=== AIM OF THE EXERCISE ===
Work out the number of lines containing "subtitle". Answer with nothing but that number.

=== MATERIAL TO PROCESS ===
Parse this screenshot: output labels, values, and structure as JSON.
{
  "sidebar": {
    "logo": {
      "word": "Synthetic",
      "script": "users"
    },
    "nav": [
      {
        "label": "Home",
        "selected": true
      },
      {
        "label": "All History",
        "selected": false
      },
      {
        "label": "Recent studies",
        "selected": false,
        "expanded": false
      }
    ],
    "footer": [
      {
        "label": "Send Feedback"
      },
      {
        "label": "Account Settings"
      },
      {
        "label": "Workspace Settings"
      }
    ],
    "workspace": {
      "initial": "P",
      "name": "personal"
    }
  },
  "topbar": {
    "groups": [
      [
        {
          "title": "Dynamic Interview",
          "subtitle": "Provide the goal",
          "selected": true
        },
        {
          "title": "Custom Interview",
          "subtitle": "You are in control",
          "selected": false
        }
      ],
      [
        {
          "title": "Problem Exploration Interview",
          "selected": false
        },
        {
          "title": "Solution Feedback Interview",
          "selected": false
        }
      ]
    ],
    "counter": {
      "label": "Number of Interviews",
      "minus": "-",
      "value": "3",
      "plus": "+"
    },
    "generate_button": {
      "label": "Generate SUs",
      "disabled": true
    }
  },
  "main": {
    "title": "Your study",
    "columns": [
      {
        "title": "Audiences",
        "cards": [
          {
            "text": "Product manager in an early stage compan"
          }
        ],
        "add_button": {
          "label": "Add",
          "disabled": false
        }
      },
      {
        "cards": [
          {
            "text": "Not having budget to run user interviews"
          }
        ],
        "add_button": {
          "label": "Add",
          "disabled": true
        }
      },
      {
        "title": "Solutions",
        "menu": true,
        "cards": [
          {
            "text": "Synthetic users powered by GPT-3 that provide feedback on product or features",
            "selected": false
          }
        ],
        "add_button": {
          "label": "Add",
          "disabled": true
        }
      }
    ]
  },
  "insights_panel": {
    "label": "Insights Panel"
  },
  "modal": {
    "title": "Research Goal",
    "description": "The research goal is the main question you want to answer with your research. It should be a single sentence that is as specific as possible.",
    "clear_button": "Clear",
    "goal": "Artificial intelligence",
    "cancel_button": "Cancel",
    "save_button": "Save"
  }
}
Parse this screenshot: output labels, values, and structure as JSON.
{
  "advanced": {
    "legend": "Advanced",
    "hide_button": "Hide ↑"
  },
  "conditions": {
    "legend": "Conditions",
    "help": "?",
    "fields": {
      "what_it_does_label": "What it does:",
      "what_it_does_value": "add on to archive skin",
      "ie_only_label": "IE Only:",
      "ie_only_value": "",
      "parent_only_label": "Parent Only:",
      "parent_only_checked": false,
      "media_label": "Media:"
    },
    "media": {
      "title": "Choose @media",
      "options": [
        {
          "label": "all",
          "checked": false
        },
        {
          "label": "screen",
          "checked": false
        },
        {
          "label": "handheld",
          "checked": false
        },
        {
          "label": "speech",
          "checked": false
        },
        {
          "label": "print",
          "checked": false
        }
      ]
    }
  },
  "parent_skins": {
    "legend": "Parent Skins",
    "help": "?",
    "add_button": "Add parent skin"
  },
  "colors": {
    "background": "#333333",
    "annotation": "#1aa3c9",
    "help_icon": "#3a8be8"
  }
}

=== THE RESPONSE ===
2